Zadania do wykonania »
(1) Przepisz bez zmian fragment wątku z forum od „Sprawę kowalskiej moim” do „oznajmić...to co wiesz.”.
(2) Skróć akapit wątku z forum zaczynający się od słów „Dzień dobry. Chętnie skorzystam” albo ujmij go w punktach, zachowując najważniejsze fakty.
(3) Pociągnij dalej wątek z forum o kryzysie małżeńskim, zaczynając tuż po ostatnich pokazanych słowach.

Fragment tekstu »
^^^^

Re: witam potrzebuję porady

Post autor: s zona »

Mirakulum pisze: 26 lut 2018, 18:16 zapraszam w maju do Ciechocinka do Misjonarzy św Rodziny

https://ciechocinekmsf.pl/zapisy-weeken ... nia-sychar

Serdecznie zapraszam
Jolu ,
a moze warto podeprzec sie wiedza i doswiadczeniem ....
Weekendowa szkoła porozumienia i przebaczenia Sychar....
18- 20 maja

Sciskam serdecznie :)
Wspomne w modlitwie .
lena50
Posty: 1391
Rejestracja: 17 sie 2017, 0:29
Płeć: Kobieta

Re: witam potrzebuję porady

Post autor: lena50 »

W dobie telefonow komórkowych i internetu każdy z łatwością kontaktuje się ze sobą, zastanawiam się więc czy sprawy"kowalskiej" nie doporowadzic do końca Po powrocie męża?skonfrontowac ?naturalnie do tego czasu dając jej to zrozumienia że jestem świadoma czynu którego się dopuścili....
Sprawę kowalskiej moim zdaniem należałoby doprowadzic do końca,ale nie koniecznie skonfrontować.
Rozumię,że chodzi Ci o konfrontacje mąż/kowalska......no chyba,że źle zrozumiałam?
Mąż wyjawił prawdę ,przyznał się.
Kowalska natomiast zachowuje sę tak jak gdyby nic się nie stało.
To co powinnaś zrobić moim zdaniem to.....nie tylko dać do zrozumienia(domyśl sie),ale jasno przedstawić sytuację.
Zakończyć tę farsę udawania przyjaciółki i jasno oznajmić...to co wiesz.
Mało tego........oprócz wyjawienia prawdy,masz prawo zarządać jej zmiany,bo jesli nie ,poin formujesz brata.
Takie moje zdanie.
lena50....dawniej lena
Jolanta
Posty: 12
Rejestracja: 21 lut 2018, 11:45
Jestem: w kryzysie małżeńskim
Płeć: Kobieta

Re: witam potrzebuję porady

Post autor: Jolanta »

Dzień dobry. Chętnie skorzystam ze szkoły porozumienia i włączania jak tylko mąż wróci. Leni 50 chodziło mi w moim wpisie właśnie o konfrontacjie mąż/kowalska ale chyba masz rację co do tego że całkiem nie musi do niej dojść. Zbieram siły i na pewno uda mi się doprowadzić to do końca nie chciałabym niczego mówić w gniewie wolę się opanować na tyle żeby móc to załatwić w sposób cywilizowany.... Nie wiem jednak czy mi się uda...modle się gorliwie całą ufnością ,wierzę że Bóg mną pokieruje..Ogromnie dziękuję za wsparcie i wszelkie rady
Pantop
Posty: 3194
Rejestracja: 19 lis 2017, 20:50
Jestem: po rozwodzie
Płeć: Mężczyzna

Re: witam potrzebuję porady

Post autor: Pantop »

Do: Jolanta

Powoli.
W niedługim czasie powinno pojawić się w Twym wnętrzu światło pouczenia co, kiedy i jak uczynić.
Poproś o to a otrzymasz.
krople rosy

Re: witam potrzebuję porady

Post autor: krople rosy »

^^^^

(Dane opisu ramek)
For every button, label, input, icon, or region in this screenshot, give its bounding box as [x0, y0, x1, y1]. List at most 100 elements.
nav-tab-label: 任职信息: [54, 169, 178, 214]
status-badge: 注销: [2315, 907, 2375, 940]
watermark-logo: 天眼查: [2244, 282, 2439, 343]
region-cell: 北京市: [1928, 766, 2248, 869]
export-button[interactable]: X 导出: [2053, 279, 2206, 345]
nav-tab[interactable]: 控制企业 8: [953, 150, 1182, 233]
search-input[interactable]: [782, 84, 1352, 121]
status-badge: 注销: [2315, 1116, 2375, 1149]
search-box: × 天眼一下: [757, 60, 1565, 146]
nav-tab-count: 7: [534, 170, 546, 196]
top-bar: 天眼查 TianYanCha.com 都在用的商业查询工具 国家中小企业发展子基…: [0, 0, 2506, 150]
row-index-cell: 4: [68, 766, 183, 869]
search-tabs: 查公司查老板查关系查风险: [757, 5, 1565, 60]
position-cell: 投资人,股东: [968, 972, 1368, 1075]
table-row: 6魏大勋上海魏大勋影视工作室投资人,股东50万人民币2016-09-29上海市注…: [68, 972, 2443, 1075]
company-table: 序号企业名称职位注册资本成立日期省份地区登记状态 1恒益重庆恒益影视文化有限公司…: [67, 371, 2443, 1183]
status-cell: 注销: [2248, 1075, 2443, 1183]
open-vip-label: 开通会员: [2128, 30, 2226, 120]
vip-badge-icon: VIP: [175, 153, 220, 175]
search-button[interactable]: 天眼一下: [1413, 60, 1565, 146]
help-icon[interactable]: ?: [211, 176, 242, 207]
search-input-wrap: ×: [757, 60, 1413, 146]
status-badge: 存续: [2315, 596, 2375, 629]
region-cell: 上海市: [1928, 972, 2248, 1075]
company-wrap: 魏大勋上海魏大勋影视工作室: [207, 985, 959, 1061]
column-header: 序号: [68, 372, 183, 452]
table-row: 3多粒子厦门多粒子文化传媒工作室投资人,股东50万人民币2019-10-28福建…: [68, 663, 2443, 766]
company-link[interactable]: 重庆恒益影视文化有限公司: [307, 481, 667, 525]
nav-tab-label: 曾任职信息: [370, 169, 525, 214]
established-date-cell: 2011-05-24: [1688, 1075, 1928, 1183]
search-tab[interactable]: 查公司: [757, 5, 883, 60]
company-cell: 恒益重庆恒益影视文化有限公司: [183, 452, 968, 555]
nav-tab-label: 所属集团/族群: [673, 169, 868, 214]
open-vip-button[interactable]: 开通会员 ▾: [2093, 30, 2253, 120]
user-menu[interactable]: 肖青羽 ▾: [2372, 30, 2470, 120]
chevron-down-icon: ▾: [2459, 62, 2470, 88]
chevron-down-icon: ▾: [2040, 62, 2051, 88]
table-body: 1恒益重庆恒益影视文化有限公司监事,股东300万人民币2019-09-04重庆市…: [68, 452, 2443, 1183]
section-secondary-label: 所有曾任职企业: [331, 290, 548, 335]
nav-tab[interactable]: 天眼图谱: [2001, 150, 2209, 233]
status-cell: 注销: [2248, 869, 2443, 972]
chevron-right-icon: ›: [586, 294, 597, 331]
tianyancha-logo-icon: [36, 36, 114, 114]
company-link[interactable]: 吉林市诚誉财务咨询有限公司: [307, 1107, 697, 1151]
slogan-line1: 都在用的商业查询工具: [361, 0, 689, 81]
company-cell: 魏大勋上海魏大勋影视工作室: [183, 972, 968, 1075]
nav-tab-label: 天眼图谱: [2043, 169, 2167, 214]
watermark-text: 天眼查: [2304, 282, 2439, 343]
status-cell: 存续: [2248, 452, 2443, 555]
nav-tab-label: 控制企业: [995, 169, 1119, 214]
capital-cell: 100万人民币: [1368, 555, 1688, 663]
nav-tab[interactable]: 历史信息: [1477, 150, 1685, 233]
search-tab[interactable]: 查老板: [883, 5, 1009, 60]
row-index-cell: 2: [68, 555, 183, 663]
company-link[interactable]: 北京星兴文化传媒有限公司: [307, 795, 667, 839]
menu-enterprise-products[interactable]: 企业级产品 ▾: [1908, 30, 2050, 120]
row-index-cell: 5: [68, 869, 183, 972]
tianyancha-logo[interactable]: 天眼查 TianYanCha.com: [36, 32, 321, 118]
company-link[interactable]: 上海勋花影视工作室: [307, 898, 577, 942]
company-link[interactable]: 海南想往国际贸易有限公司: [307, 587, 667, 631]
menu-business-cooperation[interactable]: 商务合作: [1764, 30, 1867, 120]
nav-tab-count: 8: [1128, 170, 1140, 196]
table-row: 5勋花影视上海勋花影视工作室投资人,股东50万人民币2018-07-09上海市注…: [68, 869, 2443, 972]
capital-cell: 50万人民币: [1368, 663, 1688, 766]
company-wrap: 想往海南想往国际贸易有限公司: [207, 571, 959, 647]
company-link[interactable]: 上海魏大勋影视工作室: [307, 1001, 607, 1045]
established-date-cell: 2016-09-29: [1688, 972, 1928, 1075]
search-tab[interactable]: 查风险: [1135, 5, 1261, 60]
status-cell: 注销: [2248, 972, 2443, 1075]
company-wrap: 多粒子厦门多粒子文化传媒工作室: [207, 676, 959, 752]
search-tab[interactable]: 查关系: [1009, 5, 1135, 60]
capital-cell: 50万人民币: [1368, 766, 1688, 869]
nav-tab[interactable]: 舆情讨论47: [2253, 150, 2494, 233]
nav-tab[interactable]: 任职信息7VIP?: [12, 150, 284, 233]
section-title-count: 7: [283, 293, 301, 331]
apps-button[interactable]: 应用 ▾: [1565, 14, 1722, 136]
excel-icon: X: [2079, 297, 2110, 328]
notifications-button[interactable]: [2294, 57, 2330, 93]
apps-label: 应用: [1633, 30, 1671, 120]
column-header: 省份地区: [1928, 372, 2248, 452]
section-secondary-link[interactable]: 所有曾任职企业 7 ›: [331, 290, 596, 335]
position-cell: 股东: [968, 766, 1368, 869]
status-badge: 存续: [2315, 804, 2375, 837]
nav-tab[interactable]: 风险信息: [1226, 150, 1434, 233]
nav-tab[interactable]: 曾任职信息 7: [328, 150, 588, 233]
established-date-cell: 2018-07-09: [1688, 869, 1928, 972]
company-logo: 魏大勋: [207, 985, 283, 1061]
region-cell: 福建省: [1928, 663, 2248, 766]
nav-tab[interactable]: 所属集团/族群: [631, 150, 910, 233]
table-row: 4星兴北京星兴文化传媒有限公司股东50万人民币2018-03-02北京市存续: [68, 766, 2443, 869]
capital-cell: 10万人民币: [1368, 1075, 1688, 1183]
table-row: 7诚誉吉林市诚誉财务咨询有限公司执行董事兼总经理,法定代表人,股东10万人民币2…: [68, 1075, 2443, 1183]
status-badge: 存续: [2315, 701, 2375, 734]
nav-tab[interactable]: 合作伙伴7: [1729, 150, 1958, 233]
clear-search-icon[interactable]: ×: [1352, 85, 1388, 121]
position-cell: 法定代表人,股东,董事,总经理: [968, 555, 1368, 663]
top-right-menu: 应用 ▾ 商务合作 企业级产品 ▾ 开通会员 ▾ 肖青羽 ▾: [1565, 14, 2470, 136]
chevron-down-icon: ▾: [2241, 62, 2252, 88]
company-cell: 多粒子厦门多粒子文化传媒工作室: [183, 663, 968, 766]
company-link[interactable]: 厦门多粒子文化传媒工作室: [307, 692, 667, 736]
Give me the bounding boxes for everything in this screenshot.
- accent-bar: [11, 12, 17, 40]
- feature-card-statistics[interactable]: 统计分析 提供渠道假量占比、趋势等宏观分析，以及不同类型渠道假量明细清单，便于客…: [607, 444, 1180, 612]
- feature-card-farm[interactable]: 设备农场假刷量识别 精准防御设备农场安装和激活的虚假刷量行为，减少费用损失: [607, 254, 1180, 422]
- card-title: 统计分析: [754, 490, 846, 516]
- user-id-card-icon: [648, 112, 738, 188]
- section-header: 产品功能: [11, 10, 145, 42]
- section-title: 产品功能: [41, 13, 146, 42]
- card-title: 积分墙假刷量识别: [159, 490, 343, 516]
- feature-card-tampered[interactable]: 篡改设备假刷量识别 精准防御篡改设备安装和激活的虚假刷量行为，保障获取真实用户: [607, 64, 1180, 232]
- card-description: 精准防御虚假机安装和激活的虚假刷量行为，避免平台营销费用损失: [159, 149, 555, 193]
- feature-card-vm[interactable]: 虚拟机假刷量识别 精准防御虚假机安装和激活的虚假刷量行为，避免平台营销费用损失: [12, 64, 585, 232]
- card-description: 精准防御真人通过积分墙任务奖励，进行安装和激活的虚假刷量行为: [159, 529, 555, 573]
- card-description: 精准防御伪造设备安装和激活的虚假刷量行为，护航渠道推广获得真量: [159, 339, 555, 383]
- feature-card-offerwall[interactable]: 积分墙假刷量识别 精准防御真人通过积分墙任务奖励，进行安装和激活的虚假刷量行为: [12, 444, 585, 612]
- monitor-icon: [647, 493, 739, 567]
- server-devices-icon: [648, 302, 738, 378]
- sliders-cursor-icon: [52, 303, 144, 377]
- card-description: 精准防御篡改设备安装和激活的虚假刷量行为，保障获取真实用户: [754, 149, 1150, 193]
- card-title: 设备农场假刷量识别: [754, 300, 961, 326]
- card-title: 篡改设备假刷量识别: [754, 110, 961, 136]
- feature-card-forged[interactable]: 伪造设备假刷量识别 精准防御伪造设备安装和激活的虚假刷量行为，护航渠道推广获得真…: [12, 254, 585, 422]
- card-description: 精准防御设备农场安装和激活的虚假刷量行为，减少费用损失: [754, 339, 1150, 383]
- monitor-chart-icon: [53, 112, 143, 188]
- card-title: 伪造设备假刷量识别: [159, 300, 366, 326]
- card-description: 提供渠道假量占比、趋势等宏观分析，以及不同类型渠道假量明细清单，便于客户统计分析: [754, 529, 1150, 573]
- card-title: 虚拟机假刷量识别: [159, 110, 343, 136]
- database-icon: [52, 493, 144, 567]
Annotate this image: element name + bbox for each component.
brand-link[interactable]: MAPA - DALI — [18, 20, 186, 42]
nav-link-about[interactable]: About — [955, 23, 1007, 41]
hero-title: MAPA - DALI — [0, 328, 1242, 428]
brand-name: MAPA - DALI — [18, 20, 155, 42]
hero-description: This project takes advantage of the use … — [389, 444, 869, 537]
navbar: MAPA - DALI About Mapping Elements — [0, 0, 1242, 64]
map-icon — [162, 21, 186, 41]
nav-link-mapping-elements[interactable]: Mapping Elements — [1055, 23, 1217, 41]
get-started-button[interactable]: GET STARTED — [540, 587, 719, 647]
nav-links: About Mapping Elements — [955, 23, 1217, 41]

^^^^

Odpowiedzi do zadań »
(1)
Sprawę kowalskiej moim zdaniem należałoby doprowadzic do końca,ale nie koniecznie skonfrontować.
Rozumię,że chodzi Ci o konfrontacje mąż/kowalska......no chyba,że źle zrozumiałam?
Mąż wyjawił prawdę ,przyznał się.
Kowalska natomiast zachowuje sę tak jak gdyby nic się nie stało.
To co powinnaś zrobić moim zdaniem to.....nie tylko dać do zrozumienia(domyśl sie),ale jasno przedstawić sytuację.
Zakończyć tę farsę udawania przyjaciółki i jasno oznajmić...to co wiesz.

(2)
- Chcę skorzystać ze szkoły porozumienia, gdy tylko mąż wróci.
- Chodziło mi o konfrontację mąż/kowalska, ale lena50 chyba ma rację, że nie musi do niej dojść.
- Zbieram siły, żeby doprowadzić sprawę do końca spokojnie i bez gniewu, choć nie wiem, czy mi się uda.
- Modlę się i wierzę, że Bóg mną pokieruje.
- Dziękuję za wsparcie i rady.

(3)
Pantop pisze: 07 mar 2018, 13:23 Powoli.
W niedługim czasie powinno pojawić się w Twym wnętrzu światło pouczenia co, kiedy i jak uczynić.
Poproś o to a otrzymasz.
Planowałam napisać coś podobnego. Wczesniej napisałam byś poczekała na splot wydarzeń, okoliczności...i nie wychodziła przed szereg. By jeszcze bardziej nie spaskudzić sytuacji. Pan Bóg zna Twój dylemat i widzi Twoje dobre intencje. Zachowaj spokój. Może niedługo samo się coś rozjaśni.

My się kiedyś modliliśmy z mężem w sytuacji gdy powzięliśmy plan wyjazdu za granicę . Wyrobiliśmy sobie paszporty i małemu synkowi ale że nie do końca byliśmy przekonani o słuszności naszego pomysłu poprosiliśmy Boga by nam w jakiś sposób przeszkodził, jesli mamy nie jechać.
Niedługo potem zaczęły się problemy z teściami z którymi miałam na pewien czas zamieszkać (wszystko było wcześniej uzgodnione) gdy mąż wyjedzie. Wszystko się popsuło. Mąż nie chciał mnie zostawiać samej w nieprzyjaznym klimacie. Odczytaliśmy to jako odpowiedź Boga.
Jolanta
Posty: 12
Rejestracja: 21 lut 2018, 11:45
Jestem: w kryzysie małżeńskim
Płeć: Kobieta

Re: witam potrzebuję porady

Post autor: Jolanta »

Naprawdę bardzo mi potrzeba ukierunkowania się ,bo człowiek sam czasami nie rozumie w takich momentach swoich myśli....poprosze na pewno o światło pouczenia ,dziękuję Pantop.
Krople rosy dziękuję codziennie walczę o to żeby nie dać się złym myślom oraz emocjom dzięki modlitwie udaje mi się uspokoić ale i dzięki takim ludziom jak Wy wszyscy patrzę na tę sytuacje rozsądniej i nie daje się zwariować.WIELKIE DZIĘKI.
Nikt nigdy nie wie jaki Pan Bóg ułożył dla nas plan,zawsze daje nam tyle ile umiemy udźwignąć i pokazuje właściwą drogę.
Lawendowa
Posty: 7708
Rejestracja: 30 sty 2017, 17:44
Jestem: po rozwodzie
Płeć: Kobieta

Re: witam

Post autor: Lawendowa »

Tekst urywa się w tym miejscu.